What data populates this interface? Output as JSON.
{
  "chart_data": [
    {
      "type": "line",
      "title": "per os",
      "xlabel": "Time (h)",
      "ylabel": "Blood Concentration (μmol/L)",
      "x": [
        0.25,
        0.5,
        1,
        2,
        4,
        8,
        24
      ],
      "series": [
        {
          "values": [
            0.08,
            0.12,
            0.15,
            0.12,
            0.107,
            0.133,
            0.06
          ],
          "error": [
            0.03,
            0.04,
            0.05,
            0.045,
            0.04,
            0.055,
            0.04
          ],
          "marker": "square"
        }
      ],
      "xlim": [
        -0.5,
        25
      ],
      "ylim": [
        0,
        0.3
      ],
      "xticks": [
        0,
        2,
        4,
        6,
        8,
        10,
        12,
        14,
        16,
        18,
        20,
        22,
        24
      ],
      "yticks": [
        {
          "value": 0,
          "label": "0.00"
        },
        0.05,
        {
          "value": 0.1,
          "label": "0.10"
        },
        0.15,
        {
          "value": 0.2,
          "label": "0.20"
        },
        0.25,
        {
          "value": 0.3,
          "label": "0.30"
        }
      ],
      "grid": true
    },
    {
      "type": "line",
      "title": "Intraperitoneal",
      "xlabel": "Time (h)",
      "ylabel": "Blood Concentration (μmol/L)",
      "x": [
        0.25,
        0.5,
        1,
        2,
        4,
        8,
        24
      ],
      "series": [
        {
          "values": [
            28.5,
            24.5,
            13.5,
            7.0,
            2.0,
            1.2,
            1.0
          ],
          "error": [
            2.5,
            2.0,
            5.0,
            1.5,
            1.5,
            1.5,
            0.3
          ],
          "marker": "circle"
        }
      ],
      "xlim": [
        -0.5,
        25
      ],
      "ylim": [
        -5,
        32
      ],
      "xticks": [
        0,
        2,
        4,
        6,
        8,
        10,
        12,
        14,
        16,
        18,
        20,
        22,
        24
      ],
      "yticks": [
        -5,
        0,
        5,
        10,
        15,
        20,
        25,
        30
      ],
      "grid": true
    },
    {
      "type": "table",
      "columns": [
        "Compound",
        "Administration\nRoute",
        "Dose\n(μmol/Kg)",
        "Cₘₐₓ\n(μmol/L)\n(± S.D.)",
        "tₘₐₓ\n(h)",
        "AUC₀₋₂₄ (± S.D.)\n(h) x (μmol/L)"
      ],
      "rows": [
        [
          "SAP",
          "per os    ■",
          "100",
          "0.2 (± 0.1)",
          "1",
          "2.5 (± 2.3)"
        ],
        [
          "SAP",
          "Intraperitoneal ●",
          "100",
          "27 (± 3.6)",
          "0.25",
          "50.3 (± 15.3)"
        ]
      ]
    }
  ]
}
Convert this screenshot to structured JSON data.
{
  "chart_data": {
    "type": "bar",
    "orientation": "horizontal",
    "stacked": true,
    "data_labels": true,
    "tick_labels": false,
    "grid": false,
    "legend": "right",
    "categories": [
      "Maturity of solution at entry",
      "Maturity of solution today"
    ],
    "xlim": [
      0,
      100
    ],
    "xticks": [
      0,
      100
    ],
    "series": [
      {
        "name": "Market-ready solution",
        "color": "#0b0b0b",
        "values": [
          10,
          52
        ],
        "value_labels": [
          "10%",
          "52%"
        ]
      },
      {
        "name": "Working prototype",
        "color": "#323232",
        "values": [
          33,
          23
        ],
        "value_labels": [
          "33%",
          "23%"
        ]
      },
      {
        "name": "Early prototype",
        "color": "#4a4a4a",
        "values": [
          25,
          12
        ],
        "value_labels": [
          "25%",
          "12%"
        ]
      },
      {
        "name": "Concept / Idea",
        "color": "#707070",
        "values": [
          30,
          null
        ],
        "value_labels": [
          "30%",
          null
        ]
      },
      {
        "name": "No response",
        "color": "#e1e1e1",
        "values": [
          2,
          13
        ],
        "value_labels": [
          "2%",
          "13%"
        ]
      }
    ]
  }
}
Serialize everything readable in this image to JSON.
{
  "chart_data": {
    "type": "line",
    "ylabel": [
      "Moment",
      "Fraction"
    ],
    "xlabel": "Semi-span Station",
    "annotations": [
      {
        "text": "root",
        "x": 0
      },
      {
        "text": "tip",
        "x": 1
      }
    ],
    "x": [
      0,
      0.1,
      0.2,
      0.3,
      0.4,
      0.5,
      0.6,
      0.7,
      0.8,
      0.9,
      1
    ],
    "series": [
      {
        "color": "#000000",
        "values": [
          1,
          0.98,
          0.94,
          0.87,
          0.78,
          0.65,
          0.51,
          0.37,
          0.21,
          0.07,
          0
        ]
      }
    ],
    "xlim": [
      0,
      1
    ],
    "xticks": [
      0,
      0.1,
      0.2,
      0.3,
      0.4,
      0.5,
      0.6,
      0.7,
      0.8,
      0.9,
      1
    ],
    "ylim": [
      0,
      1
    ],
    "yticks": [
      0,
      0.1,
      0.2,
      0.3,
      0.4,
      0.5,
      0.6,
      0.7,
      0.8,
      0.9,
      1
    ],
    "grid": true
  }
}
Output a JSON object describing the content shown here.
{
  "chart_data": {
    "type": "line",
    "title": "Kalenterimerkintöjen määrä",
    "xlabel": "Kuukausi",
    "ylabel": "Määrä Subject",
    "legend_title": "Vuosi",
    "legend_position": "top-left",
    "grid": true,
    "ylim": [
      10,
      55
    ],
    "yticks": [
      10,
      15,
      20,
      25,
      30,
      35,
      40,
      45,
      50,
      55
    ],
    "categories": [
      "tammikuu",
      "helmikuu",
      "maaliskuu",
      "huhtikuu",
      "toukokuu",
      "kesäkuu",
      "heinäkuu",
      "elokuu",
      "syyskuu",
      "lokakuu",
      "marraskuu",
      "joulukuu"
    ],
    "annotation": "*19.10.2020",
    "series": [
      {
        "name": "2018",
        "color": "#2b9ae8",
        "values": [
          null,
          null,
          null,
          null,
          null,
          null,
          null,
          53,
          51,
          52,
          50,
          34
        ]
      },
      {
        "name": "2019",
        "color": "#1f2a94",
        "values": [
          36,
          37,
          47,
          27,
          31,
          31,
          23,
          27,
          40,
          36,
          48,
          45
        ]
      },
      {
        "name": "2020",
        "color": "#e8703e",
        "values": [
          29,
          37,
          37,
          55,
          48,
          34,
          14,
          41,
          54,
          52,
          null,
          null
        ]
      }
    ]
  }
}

--- --- ---

** Your task **
Word for word, restate all of the data shown above.

** Right answer **
What data populates this interface? Output as JSON.
{
  "chart_data": [
    {
      "type": "line",
      "title": "per os",
      "xlabel": "Time (h)",
      "ylabel": "Blood Concentration (μmol/L)",
      "x": [
        0.25,
        0.5,
        1,
        2,
        4,
        8,
        24
      ],
      "series": [
        {
          "values": [
            0.08,
            0.12,
            0.15,
            0.12,
            0.107,
            0.133,
            0.06
          ],
          "error": [
            0.03,
            0.04,
            0.05,
            0.045,
            0.04,
            0.055,
            0.04
          ],
          "marker": "square"
        }
      ],
      "xlim": [
        -0.5,
        25
      ],
      "ylim": [
        0,
        0.3
      ],
      "xticks": [
        0,
        2,
        4,
        6,
        8,
        10,
        12,
        14,
        16,
        18,
        20,
        22,
        24
      ],
      "yticks": [
        {
          "value": 0,
          "label": "0.00"
        },
        0.05,
        {
          "value": 0.1,
          "label": "0.10"
        },
        0.15,
        {
          "value": 0.2,
          "label": "0.20"
        },
        0.25,
        {
          "value": 0.3,
          "label": "0.30"
        }
      ],
      "grid": true
    },
    {
      "type": "line",
      "title": "Intraperitoneal",
      "xlabel": "Time (h)",
      "ylabel": "Blood Concentration (μmol/L)",
      "x": [
        0.25,
        0.5,
        1,
        2,
        4,
        8,
        24
      ],
      "series": [
        {
          "values": [
            28.5,
            24.5,
            13.5,
            7.0,
            2.0,
            1.2,
            1.0
          ],
          "error": [
            2.5,
            2.0,
            5.0,
            1.5,
            1.5,
            1.5,
            0.3
          ],
          "marker": "circle"
        }
      ],
      "xlim": [
        -0.5,
        25
      ],
      "ylim": [
        -5,
        32
      ],
      "xticks": [
        0,
        2,
        4,
        6,
        8,
        10,
        12,
        14,
        16,
        18,
        20,
        22,
        24
      ],
      "yticks": [
        -5,
        0,
        5,
        10,
        15,
        20,
        25,
        30
      ],
      "grid": true
    },
    {
      "type": "table",
      "columns": [
        "Compound",
        "Administration\nRoute",
        "Dose\n(μmol/Kg)",
        "Cₘₐₓ\n(μmol/L)\n(± S.D.)",
        "tₘₐₓ\n(h)",
        "AUC₀₋₂₄ (± S.D.)\n(h) x (μmol/L)"
      ],
      "rows": [
        [
          "SAP",
          "per os    ■",
          "100",
          "0.2 (± 0.1)",
          "1",
          "2.5 (± 2.3)"
        ],
        [
          "SAP",
          "Intraperitoneal ●",
          "100",
          "27 (± 3.6)",
          "0.25",
          "50.3 (± 15.3)"
        ]
      ]
    }
  ]
}
Convert this screenshot to structured JSON data.
{
  "chart_data": {
    "type": "bar",
    "orientation": "horizontal",
    "stacked": true,
    "data_labels": true,
    "tick_labels": false,
    "grid": false,
    "legend": "right",
    "categories": [
      "Maturity of solution at entry",
      "Maturity of solution today"
    ],
    "xlim": [
      0,
      100
    ],
    "xticks": [
      0,
      100
    ],
    "series": [
      {
        "name": "Market-ready solution",
        "color": "#0b0b0b",
        "values": [
          10,
          52
        ],
        "value_labels": [
          "10%",
          "52%"
        ]
      },
      {
        "name": "Working prototype",
        "color": "#323232",
        "values": [
          33,
          23
        ],
        "value_labels": [
          "33%",
          "23%"
        ]
      },
      {
        "name": "Early prototype",
        "color": "#4a4a4a",
        "values": [
          25,
          12
        ],
        "value_labels": [
          "25%",
          "12%"
        ]
      },
      {
        "name": "Concept / Idea",
        "color": "#707070",
        "values": [
          30,
          null
        ],
        "value_labels": [
          "30%",
          null
        ]
      },
      {
        "name": "No response",
        "color": "#e1e1e1",
        "values": [
          2,
          13
        ],
        "value_labels": [
          "2%",
          "13%"
        ]
      }
    ]
  }
}
Serialize everything readable in this image to JSON.
{
  "chart_data": {
    "type": "line",
    "ylabel": [
      "Moment",
      "Fraction"
    ],
    "xlabel": "Semi-span Station",
    "annotations": [
      {
        "text": "root",
        "x": 0
      },
      {
        "text": "tip",
        "x": 1
      }
    ],
    "x": [
      0,
      0.1,
      0.2,
      0.3,
      0.4,
      0.5,
      0.6,
      0.7,
      0.8,
      0.9,
      1
    ],
    "series": [
      {
        "color": "#000000",
        "values": [
          1,
          0.98,
          0.94,
          0.87,
          0.78,
          0.65,
          0.51,
          0.37,
          0.21,
          0.07,
          0
        ]
      }
    ],
    "xlim": [
      0,
      1
    ],
    "xticks": [
      0,
      0.1,
      0.2,
      0.3,
      0.4,
      0.5,
      0.6,
      0.7,
      0.8,
      0.9,
      1
    ],
    "ylim": [
      0,
      1
    ],
    "yticks": [
      0,
      0.1,
      0.2,
      0.3,
      0.4,
      0.5,
      0.6,
      0.7,
      0.8,
      0.9,
      1
    ],
    "grid": true
  }
}
Output a JSON object describing the content shown here.
{
  "chart_data": {
    "type": "line",
    "title": "Kalenterimerkintöjen määrä",
    "xlabel": "Kuukausi",
    "ylabel": "Määrä Subject",
    "legend_title": "Vuosi",
    "legend_position": "top-left",
    "grid": true,
    "ylim": [
      10,
      55
    ],
    "yticks": [
      10,
      15,
      20,
      25,
      30,
      35,
      40,
      45,
      50,
      55
    ],
    "categories": [
      "tammikuu",
      "helmikuu",
      "maaliskuu",
      "huhtikuu",
      "toukokuu",
      "kesäkuu",
      "heinäkuu",
      "elokuu",
      "syyskuu",
      "lokakuu",
      "marraskuu",
      "joulukuu"
    ],
    "annotation": "*19.10.2020",
    "series": [
      {
        "name": "2018",
        "color": "#2b9ae8",
        "values": [
          null,
          null,
          null,
          null,
          null,
          null,
          null,
          53,
          51,
          52,
          50,
          34
        ]
      },
      {
        "name": "2019",
        "color": "#1f2a94",
        "values": [
          36,
          37,
          47,
          27,
          31,
          31,
          23,
          27,
          40,
          36,
          48,
          45
        ]
      },
      {
        "name": "2020",
        "color": "#e8703e",
        "values": [
          29,
          37,
          37,
          55,
          48,
          34,
          14,
          41,
          54,
          52,
          null,
          null
        ]
      }
    ]
  }
}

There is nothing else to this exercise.